Stated exercise → Copy out all lines with the word "einem" in them.

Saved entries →
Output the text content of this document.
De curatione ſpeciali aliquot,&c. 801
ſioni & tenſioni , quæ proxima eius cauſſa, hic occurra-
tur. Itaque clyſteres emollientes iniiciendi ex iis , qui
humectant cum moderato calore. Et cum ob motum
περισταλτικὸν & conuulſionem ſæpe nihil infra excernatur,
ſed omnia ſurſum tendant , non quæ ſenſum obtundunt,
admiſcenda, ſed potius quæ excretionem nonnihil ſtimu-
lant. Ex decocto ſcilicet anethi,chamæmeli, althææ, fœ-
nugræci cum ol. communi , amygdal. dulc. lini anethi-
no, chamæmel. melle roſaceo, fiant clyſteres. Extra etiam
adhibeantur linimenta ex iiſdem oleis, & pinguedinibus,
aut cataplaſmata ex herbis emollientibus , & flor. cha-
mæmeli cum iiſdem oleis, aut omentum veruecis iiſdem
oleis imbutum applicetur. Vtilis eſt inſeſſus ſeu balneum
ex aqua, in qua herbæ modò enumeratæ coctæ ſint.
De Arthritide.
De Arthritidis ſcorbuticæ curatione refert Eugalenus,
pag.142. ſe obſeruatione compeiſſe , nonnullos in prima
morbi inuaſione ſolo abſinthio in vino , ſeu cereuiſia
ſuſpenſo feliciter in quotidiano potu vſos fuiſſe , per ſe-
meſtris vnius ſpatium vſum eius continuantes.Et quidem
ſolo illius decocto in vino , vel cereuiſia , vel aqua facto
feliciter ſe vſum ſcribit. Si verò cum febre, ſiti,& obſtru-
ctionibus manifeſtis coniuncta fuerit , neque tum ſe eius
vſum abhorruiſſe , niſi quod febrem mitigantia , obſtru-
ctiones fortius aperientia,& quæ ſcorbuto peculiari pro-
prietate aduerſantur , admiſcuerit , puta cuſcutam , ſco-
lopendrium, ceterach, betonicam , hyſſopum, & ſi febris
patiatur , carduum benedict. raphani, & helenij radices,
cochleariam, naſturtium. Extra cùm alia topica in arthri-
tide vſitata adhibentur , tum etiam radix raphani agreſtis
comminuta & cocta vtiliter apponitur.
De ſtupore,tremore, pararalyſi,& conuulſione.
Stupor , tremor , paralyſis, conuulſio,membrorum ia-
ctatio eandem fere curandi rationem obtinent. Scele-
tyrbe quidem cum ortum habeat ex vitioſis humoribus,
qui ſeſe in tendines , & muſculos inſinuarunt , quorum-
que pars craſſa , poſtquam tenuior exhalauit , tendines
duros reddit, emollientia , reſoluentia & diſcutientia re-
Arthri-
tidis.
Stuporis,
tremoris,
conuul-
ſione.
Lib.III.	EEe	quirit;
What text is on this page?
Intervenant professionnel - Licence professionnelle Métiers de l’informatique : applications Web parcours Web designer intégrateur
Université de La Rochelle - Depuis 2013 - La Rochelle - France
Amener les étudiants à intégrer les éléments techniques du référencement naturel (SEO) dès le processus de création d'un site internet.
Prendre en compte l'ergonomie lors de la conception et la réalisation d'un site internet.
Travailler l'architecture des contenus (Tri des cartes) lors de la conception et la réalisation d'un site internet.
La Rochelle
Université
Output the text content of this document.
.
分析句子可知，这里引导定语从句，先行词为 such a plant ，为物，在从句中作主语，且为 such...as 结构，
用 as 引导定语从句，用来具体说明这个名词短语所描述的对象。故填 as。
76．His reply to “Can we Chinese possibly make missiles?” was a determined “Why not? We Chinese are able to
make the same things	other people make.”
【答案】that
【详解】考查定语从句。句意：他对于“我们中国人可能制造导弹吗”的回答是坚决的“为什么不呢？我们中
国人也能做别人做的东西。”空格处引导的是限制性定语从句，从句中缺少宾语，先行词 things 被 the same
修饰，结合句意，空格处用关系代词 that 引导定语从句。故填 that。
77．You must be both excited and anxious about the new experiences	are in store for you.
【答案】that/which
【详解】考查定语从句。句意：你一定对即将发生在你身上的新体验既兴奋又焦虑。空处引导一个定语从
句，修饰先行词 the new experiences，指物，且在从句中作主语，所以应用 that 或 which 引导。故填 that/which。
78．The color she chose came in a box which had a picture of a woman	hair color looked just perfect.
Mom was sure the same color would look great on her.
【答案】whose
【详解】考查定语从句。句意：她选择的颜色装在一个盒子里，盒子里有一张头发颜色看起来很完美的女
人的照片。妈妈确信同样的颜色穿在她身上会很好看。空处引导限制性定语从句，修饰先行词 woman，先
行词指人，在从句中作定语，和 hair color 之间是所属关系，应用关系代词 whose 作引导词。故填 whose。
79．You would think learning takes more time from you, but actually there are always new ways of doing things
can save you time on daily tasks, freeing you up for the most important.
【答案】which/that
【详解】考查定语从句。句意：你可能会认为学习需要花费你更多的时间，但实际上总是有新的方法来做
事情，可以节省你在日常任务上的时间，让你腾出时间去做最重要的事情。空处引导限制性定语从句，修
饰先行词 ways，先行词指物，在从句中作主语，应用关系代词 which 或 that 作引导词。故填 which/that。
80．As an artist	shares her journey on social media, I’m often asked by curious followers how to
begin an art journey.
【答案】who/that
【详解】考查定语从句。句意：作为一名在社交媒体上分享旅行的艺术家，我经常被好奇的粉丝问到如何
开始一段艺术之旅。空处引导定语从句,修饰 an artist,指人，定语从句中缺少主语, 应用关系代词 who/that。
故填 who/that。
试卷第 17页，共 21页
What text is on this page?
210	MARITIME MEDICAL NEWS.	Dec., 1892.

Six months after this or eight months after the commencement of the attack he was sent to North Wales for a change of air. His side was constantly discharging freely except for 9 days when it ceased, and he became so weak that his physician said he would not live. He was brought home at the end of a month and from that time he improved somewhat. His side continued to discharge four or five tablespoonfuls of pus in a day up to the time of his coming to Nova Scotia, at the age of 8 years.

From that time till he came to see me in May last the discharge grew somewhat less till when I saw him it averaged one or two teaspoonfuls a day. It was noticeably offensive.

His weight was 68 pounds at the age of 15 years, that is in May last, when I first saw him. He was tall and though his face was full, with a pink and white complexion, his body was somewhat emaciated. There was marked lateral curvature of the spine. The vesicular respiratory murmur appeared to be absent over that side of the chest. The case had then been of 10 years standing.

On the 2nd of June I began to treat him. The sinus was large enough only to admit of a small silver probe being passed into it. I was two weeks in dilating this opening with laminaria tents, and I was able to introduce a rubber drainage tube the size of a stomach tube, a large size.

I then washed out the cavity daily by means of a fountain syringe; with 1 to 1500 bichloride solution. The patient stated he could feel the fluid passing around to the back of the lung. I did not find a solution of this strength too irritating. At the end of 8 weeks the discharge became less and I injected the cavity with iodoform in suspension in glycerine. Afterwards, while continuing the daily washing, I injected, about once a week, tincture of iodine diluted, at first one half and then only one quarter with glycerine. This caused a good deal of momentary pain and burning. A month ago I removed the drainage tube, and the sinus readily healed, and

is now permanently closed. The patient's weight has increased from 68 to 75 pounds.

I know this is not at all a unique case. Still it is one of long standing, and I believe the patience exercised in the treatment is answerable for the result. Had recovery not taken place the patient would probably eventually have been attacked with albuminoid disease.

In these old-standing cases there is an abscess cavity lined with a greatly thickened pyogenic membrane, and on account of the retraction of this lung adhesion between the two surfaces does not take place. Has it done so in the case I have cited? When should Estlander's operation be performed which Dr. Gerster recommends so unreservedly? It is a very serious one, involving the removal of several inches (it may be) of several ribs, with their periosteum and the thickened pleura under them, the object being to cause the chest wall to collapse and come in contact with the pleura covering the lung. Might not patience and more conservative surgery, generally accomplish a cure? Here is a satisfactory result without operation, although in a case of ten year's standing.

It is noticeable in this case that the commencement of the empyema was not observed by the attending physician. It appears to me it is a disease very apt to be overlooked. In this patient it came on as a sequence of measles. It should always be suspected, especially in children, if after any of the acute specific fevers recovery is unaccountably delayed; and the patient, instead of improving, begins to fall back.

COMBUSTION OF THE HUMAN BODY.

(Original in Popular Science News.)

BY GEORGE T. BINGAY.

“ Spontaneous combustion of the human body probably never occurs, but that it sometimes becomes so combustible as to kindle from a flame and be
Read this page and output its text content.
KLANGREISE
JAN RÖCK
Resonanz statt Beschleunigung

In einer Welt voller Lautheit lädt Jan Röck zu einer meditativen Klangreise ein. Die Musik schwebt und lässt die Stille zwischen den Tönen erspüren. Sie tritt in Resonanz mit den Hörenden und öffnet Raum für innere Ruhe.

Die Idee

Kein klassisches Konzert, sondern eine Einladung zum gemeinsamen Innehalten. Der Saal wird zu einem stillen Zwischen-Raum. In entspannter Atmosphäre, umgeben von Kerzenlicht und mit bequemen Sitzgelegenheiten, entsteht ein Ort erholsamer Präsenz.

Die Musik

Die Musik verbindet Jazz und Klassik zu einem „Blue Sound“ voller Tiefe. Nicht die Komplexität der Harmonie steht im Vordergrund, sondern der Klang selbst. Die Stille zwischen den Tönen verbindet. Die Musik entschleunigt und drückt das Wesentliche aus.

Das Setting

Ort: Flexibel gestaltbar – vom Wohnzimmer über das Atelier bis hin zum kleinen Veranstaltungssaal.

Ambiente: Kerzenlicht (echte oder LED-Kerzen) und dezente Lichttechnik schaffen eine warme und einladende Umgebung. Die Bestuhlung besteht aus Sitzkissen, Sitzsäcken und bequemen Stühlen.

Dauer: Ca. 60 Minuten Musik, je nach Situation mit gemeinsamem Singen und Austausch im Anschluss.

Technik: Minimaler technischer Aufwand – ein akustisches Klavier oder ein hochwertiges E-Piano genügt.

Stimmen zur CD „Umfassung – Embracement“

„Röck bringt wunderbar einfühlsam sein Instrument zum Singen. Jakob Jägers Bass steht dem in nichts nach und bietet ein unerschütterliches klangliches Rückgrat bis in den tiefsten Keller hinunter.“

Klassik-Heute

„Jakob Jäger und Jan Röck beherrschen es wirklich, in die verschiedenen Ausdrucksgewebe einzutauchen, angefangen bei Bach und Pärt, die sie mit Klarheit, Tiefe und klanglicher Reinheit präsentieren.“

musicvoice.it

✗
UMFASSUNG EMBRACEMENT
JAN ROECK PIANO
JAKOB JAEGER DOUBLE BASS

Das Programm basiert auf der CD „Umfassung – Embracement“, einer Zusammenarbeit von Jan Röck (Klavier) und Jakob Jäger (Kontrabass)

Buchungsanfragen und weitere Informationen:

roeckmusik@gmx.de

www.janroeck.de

Output below →
Kein klassisches Konzert, sondern eine Einladung zum gemeinsamen Innehalten. Der Saal wird zu einem stillen Zwischen-Raum. In entspannter Atmosphäre, umgeben von Kerzenlicht und mit bequemen Sitzgelegenheiten, entsteht ein Ort erholsamer Präsenz.
Die Musik verbindet Jazz und Klassik zu einem „Blue Sound“ voller Tiefe. Nicht die Komplexität der Harmonie steht im Vordergrund, sondern der Klang selbst. Die Stille zwischen den Tönen verbindet. Die Musik entschleunigt und drückt das Wesentliche aus.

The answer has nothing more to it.